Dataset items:
_ _ _ _ _ _ _

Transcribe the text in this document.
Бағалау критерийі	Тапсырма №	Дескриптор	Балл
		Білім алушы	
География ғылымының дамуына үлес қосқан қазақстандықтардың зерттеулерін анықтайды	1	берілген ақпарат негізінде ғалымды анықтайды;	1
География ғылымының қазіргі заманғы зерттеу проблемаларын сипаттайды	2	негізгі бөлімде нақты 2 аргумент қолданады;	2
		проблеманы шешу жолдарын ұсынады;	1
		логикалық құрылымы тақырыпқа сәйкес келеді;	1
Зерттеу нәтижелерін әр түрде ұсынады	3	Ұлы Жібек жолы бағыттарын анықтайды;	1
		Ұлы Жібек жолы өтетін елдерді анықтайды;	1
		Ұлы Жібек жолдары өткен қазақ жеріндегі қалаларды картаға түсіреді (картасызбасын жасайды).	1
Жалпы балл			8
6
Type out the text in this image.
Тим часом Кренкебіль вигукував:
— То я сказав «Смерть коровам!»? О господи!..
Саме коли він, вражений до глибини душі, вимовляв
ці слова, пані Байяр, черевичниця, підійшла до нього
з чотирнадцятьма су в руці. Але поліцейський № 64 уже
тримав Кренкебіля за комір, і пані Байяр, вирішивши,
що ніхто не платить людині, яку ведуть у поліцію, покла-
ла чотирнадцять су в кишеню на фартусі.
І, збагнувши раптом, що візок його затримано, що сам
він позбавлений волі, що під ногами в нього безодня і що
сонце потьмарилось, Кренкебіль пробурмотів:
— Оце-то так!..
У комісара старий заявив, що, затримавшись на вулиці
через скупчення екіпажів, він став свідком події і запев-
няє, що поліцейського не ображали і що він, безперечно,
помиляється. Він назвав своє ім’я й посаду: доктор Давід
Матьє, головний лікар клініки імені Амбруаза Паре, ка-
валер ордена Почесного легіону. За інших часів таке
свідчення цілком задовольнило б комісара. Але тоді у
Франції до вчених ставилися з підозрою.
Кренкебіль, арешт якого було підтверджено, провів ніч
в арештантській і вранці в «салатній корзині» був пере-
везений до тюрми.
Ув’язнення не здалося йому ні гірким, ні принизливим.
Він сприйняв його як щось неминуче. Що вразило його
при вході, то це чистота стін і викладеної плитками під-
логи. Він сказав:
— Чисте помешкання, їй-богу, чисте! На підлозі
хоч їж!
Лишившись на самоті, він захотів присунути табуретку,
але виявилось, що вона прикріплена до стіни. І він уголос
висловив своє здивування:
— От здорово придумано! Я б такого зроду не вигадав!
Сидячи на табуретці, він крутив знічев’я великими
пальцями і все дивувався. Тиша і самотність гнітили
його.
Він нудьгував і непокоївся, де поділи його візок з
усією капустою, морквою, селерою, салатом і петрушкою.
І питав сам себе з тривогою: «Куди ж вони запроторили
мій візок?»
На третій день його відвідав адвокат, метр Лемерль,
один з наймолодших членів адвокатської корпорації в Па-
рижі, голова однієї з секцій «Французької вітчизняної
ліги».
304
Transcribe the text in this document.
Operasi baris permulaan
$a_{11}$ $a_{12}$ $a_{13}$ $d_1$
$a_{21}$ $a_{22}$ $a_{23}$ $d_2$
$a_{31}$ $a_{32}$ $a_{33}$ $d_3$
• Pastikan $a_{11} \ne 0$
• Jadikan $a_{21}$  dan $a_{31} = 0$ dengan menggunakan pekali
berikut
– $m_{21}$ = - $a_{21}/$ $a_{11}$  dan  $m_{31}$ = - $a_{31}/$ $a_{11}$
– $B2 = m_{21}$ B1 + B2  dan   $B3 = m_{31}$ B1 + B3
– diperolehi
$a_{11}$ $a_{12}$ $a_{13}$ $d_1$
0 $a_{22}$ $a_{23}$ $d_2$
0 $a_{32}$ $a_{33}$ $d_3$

_ _ _ _ _ _ _

[To be done]: Where a line above holds the string "пані", show that line.

[Answer for the task]:
ці слова, пані Байяр, черевичниця, підійшла до нього
тримав Кренкебіля за комір, і пані Байяр, вирішивши,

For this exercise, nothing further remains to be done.